> _RECORDED INFORMATION_

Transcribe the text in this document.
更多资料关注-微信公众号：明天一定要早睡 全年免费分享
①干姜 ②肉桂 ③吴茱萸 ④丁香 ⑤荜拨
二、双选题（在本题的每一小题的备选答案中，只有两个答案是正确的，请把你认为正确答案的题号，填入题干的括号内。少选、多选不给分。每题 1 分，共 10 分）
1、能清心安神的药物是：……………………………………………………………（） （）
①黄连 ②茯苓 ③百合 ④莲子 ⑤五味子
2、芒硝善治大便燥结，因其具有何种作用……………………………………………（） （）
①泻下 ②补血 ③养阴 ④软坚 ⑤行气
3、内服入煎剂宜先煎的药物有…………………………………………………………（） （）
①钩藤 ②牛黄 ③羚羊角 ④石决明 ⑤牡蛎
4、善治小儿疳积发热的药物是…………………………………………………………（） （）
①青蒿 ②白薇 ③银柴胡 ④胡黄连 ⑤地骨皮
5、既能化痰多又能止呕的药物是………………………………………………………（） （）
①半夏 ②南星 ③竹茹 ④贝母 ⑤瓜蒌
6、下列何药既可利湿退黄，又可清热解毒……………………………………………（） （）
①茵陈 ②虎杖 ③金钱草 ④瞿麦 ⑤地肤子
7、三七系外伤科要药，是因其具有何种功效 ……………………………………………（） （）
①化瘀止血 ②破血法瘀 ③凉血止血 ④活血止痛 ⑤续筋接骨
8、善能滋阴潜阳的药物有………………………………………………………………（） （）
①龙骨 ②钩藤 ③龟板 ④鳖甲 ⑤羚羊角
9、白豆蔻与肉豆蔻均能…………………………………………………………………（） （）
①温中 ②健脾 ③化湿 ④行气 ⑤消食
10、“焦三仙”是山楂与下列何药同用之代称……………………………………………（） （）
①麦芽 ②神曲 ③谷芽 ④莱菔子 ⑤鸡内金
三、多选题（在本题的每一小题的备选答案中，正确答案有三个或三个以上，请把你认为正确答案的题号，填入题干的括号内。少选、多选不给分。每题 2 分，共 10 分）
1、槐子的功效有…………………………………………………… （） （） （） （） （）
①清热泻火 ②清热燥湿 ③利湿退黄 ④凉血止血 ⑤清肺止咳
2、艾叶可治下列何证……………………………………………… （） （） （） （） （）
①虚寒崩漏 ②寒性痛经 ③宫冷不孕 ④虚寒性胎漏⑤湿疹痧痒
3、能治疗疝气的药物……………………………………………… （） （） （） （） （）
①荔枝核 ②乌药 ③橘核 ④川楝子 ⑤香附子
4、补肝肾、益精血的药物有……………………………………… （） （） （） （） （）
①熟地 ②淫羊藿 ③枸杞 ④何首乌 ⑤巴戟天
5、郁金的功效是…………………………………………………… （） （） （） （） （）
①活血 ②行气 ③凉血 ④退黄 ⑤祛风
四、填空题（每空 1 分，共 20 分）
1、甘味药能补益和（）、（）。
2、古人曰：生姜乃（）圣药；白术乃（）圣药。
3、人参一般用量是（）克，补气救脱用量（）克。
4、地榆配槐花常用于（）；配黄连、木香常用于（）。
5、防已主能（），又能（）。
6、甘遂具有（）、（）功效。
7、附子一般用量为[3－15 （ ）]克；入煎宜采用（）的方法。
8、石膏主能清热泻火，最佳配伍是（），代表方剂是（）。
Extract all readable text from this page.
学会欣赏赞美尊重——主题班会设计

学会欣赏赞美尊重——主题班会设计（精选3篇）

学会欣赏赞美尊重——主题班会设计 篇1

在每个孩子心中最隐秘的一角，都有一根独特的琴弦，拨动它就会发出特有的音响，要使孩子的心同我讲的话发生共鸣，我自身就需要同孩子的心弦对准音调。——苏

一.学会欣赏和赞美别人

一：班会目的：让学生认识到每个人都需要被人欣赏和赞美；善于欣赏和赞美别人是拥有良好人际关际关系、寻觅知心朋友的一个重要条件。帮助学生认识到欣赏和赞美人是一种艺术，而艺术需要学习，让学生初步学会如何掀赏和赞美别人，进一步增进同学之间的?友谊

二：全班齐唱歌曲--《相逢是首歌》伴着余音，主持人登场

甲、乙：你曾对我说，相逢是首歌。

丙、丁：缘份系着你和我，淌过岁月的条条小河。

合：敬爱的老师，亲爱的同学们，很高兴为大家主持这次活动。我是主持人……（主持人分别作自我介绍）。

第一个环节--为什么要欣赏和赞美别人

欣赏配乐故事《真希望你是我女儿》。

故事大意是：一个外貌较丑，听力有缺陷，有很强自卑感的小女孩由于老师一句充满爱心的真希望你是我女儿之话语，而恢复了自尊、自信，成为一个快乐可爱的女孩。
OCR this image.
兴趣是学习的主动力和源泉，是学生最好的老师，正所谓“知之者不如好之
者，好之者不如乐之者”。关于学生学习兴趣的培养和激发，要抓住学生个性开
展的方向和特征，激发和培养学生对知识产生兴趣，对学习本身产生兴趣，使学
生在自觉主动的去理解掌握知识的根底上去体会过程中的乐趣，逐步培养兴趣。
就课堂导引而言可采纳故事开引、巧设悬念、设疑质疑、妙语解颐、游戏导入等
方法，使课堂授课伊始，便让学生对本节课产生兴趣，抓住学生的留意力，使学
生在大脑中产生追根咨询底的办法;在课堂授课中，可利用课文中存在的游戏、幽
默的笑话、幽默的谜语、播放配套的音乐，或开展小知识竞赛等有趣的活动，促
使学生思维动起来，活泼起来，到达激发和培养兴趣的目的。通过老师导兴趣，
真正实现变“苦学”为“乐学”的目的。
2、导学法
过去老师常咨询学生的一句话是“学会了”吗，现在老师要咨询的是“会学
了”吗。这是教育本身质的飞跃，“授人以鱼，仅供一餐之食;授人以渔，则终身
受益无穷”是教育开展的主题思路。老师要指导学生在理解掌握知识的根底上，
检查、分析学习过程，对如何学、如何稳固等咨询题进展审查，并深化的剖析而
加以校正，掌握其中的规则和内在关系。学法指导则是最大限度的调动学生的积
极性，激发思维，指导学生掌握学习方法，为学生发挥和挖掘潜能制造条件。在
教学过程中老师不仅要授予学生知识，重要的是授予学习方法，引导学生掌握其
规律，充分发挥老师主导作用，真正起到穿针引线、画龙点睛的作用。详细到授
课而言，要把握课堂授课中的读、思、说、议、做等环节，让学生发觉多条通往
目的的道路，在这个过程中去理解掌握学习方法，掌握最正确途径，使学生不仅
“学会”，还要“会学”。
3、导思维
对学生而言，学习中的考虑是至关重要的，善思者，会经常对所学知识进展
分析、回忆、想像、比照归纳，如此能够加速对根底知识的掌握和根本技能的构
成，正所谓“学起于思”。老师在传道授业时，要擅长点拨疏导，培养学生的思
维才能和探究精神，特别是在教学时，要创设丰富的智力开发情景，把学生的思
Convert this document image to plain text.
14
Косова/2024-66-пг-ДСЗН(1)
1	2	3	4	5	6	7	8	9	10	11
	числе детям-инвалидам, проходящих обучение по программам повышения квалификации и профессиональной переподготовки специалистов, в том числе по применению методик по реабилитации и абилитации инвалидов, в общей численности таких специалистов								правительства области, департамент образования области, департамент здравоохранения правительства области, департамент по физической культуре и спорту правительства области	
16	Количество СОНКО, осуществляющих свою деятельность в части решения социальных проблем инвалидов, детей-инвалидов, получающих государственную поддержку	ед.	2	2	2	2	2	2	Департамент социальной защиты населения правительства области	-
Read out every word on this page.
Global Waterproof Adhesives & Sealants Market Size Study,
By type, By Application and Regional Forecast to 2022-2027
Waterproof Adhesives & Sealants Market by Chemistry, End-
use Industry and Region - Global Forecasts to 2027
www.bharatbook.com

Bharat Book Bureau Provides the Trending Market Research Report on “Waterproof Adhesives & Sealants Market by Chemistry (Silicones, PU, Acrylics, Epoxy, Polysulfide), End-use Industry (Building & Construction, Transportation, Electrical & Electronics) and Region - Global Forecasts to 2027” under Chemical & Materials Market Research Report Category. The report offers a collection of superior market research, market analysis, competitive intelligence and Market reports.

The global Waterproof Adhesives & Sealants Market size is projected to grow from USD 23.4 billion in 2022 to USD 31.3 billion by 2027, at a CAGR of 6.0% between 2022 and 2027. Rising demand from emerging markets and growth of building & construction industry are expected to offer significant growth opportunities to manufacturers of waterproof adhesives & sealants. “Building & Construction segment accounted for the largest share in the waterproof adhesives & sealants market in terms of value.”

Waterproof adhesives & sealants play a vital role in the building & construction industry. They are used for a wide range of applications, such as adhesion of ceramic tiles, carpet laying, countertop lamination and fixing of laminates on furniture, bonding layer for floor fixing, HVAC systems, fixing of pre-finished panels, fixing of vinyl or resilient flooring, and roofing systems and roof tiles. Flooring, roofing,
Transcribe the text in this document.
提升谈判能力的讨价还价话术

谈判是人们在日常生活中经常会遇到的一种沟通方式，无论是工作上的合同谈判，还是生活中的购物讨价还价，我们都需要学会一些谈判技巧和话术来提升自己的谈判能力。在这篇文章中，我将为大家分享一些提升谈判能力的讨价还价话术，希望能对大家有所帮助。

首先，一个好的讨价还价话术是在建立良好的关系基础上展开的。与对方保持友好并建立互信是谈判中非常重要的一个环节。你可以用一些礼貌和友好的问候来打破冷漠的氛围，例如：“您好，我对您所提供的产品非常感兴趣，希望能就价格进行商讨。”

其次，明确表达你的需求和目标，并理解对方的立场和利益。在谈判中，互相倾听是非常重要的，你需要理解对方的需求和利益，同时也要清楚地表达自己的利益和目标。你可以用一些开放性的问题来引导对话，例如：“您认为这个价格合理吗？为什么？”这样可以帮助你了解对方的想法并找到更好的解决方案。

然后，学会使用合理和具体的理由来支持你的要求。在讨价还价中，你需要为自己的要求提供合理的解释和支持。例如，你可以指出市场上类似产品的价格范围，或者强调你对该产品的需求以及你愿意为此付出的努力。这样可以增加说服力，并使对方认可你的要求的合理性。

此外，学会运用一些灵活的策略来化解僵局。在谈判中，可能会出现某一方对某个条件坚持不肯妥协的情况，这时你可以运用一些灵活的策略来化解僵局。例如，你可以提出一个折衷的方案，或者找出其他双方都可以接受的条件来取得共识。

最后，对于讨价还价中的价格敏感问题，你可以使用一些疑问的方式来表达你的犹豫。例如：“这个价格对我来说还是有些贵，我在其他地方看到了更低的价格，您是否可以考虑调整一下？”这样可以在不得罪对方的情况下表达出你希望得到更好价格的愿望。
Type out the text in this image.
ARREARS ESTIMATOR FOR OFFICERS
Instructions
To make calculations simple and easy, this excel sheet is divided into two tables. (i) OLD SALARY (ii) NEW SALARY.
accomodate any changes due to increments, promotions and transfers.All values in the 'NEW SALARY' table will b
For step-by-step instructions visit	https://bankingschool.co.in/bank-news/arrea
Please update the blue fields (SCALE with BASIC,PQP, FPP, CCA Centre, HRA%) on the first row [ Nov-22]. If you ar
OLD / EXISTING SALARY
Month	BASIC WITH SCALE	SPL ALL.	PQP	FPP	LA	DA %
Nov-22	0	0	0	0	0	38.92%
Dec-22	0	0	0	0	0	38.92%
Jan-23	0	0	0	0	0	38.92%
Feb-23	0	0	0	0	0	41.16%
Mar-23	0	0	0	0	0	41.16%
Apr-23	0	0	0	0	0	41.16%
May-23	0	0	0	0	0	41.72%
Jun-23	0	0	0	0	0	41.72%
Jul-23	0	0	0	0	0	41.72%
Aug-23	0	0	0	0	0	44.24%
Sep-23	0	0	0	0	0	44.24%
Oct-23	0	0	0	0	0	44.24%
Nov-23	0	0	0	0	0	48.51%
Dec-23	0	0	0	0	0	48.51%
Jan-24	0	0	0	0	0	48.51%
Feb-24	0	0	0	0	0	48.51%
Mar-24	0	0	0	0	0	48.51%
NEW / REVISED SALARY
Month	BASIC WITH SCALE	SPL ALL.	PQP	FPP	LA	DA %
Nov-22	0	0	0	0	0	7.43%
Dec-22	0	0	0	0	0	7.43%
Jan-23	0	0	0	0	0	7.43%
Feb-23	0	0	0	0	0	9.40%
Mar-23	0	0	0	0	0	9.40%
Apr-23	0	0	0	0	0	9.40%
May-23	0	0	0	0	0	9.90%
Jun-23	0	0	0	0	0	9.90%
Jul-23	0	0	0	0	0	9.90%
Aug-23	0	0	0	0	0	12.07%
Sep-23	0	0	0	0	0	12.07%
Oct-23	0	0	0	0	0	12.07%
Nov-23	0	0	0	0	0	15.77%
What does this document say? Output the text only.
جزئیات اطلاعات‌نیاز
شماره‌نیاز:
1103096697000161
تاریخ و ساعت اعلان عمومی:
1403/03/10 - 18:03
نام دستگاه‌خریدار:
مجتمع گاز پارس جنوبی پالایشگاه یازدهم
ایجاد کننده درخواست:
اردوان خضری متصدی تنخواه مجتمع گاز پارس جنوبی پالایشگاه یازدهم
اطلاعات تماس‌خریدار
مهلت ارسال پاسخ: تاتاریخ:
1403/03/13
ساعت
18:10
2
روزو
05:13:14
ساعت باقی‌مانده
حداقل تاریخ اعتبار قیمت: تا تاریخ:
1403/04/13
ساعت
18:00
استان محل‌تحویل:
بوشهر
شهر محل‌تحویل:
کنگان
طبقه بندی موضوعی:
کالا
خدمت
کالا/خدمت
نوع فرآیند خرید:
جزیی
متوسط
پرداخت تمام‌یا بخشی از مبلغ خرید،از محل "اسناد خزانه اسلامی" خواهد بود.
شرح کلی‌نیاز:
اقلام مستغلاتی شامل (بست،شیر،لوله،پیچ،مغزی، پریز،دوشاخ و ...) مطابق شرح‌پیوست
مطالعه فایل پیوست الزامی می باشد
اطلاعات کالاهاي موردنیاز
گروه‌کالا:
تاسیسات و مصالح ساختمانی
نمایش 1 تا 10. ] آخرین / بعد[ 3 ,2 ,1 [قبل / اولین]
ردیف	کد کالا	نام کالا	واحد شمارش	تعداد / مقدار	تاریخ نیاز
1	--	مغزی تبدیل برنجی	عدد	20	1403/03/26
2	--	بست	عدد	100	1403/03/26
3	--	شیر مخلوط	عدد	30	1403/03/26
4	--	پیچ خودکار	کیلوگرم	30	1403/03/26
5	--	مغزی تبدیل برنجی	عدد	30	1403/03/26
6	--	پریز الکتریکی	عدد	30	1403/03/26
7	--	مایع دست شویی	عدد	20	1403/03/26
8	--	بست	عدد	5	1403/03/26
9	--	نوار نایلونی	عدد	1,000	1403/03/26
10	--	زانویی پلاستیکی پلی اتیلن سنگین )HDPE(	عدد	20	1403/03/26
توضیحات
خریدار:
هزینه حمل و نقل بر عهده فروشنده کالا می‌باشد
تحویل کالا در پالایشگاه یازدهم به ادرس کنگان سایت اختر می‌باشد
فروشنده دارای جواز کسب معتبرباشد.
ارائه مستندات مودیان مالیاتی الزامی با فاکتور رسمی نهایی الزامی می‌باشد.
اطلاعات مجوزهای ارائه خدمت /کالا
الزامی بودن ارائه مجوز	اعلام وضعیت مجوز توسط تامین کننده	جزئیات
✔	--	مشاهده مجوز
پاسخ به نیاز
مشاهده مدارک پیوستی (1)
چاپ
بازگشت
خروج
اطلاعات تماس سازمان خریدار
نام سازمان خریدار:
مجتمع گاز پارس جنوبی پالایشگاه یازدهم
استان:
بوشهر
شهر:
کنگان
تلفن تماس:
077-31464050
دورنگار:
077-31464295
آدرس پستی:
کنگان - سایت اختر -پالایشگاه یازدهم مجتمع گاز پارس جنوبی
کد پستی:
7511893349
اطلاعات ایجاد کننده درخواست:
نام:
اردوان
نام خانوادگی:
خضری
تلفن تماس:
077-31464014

> _YOUR OBJECTIVE_
All lines in the data that contain the word "在谈判中" should be copied.

> _PROBLEM SOLUTION_
其次，明确表达你的需求和目标，并理解对方的立场和利益。在谈判中，互相倾听是非常重要的，你需要理解对方的需求和利益，同时也要清楚地表达自己的利益和目标。你可以用一些开放性的问题来引导对话，例如：“您认为这个价格合理吗？为什么？”这样可以帮助你了解对方的想法并找到更好的解决方案。
此外，学会运用一些灵活的策略来化解僵局。在谈判中，可能会出现某一方对某个条件坚持不肯妥协的情况，这时你可以运用一些灵活的策略来化解僵局。例如，你可以提出一个折衷的方案，或者找出其他双方都可以接受的条件来取得共识。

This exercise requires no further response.